[begin Recorded information]
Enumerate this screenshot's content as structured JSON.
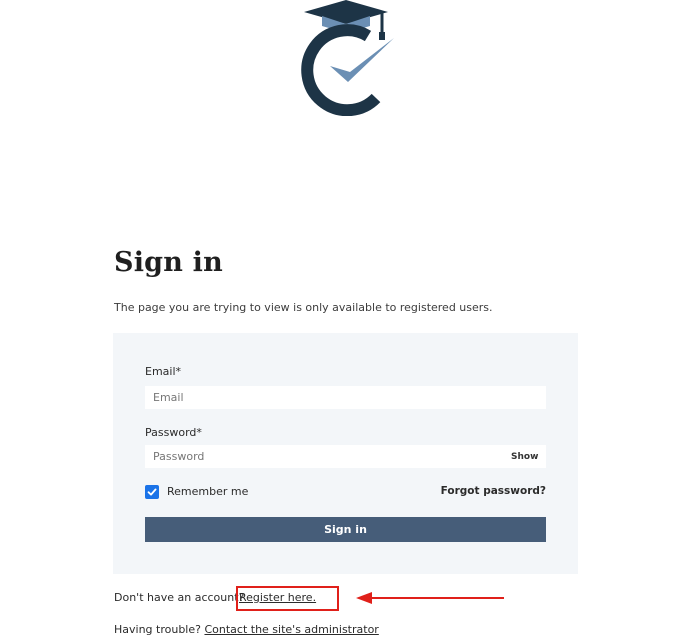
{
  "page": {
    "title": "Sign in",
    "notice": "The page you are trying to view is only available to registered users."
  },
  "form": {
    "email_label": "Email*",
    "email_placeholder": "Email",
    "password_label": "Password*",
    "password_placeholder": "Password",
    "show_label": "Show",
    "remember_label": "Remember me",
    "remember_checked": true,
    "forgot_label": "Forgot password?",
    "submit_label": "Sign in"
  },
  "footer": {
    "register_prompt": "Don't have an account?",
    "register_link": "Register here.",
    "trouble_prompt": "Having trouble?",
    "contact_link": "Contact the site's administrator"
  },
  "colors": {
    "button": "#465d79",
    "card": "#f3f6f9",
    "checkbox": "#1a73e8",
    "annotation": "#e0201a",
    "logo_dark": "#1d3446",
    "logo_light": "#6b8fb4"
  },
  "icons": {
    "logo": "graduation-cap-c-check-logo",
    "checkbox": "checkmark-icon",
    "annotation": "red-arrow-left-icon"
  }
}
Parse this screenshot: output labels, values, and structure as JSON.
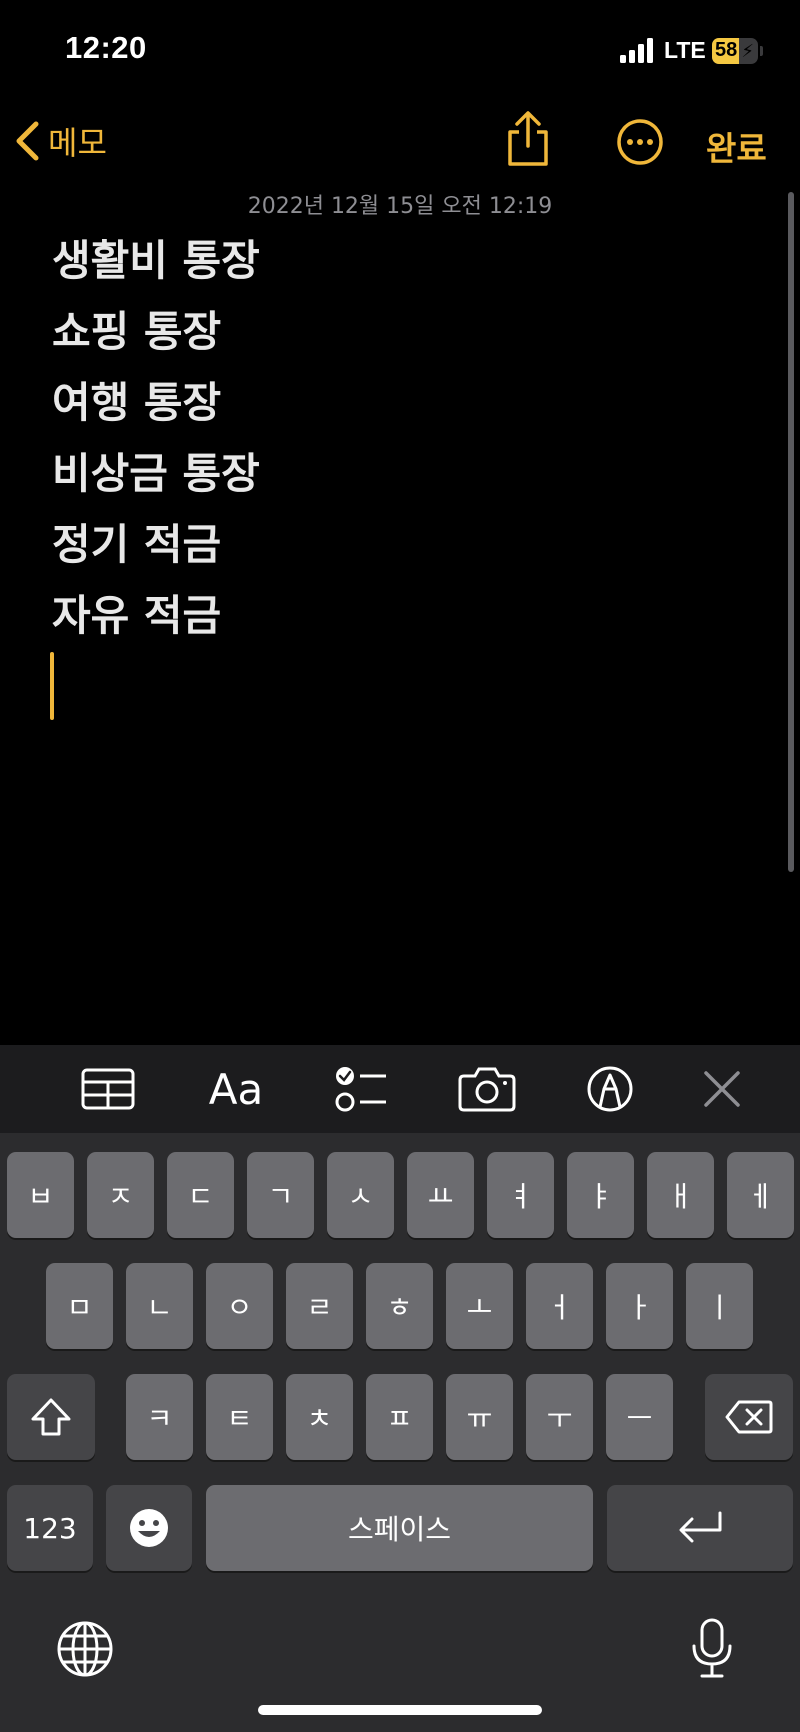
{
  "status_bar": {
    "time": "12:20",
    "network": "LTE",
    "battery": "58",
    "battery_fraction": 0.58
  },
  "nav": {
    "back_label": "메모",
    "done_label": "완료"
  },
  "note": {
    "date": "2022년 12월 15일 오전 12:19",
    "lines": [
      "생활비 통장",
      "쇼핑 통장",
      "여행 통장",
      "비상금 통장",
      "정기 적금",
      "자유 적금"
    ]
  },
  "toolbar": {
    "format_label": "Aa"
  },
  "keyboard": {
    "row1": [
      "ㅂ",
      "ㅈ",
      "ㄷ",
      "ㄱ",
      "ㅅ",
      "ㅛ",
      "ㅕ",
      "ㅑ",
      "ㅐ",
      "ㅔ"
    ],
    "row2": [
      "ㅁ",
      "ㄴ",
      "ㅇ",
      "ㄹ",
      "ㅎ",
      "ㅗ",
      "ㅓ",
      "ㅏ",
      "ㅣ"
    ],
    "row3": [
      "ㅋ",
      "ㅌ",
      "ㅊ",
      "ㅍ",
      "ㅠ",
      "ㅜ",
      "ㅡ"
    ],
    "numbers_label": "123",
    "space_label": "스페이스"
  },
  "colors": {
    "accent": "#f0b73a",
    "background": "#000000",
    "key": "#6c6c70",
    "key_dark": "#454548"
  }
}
[end Recorded information]
• **Your goal**: Find the lines that include the string "screenshot", then copy each of them.

• **Solution to the exercise**:
Enumerate this screenshot's content as structured JSON.
Parse this screenshot: output labels, values, and structure as JSON.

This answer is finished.